==== Input for this task

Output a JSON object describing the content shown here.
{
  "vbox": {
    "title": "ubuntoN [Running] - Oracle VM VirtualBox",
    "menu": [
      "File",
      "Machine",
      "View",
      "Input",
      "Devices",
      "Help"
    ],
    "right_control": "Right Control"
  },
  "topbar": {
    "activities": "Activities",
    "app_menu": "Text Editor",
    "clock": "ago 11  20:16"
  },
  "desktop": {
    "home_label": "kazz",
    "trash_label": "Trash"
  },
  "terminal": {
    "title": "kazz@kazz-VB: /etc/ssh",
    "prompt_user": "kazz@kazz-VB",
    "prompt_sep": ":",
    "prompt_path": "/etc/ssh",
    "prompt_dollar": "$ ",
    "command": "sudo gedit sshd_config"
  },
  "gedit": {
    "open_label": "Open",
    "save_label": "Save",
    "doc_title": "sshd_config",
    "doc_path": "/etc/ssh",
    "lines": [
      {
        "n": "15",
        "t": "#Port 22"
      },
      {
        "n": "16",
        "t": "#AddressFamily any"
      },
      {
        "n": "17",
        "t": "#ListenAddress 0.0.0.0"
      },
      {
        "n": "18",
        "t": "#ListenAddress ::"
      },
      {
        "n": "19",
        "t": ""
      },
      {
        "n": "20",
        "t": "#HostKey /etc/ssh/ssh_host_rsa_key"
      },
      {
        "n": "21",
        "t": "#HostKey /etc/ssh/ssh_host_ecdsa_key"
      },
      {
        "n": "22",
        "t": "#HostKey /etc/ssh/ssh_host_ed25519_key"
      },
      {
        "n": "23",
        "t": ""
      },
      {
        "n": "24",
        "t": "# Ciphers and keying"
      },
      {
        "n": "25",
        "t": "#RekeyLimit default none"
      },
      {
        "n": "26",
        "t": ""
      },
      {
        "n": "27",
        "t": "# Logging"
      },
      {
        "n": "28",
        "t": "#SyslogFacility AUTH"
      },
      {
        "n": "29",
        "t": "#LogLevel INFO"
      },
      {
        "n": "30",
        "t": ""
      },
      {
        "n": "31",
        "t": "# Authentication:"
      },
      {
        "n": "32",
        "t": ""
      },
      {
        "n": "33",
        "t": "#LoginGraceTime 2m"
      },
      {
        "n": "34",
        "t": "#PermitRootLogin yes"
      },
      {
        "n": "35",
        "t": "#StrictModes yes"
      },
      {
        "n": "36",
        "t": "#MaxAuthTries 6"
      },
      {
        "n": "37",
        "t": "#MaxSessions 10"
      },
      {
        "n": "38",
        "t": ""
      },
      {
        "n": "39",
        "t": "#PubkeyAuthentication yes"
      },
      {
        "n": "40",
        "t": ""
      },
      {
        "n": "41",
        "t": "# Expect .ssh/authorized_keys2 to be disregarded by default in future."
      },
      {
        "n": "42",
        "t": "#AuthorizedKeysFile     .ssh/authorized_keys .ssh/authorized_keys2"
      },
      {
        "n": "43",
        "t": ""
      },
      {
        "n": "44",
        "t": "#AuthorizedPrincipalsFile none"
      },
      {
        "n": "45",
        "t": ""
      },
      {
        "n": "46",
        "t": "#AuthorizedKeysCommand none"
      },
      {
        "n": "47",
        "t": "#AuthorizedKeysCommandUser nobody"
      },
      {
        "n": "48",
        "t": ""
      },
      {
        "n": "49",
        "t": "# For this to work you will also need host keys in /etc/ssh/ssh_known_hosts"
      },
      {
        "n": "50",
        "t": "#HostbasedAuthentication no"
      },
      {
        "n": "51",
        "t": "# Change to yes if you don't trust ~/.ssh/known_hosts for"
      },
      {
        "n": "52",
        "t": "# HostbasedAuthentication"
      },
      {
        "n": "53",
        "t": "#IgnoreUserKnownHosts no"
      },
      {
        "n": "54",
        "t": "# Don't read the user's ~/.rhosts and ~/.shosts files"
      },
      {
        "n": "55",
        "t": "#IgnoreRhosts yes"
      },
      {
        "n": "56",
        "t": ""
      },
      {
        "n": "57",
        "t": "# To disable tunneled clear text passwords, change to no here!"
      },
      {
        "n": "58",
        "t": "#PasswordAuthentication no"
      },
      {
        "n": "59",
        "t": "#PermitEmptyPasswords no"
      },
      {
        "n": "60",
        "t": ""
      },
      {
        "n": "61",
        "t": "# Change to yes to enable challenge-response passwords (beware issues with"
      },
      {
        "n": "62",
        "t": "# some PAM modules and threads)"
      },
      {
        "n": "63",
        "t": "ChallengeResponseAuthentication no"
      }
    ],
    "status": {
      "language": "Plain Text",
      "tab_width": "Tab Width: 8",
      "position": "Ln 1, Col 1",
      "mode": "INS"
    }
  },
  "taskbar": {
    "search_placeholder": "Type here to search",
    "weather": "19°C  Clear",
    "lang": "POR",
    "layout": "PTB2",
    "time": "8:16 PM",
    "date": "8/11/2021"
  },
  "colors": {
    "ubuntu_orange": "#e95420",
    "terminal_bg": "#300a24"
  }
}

========

Problem: Copy out all lines that carry the word "here".

Problem solution:
Output a JSON object describing the content shown here.
        "t": "# To disable tunneled clear text passwords, change to no here!"
    "search_placeholder": "Type here to search",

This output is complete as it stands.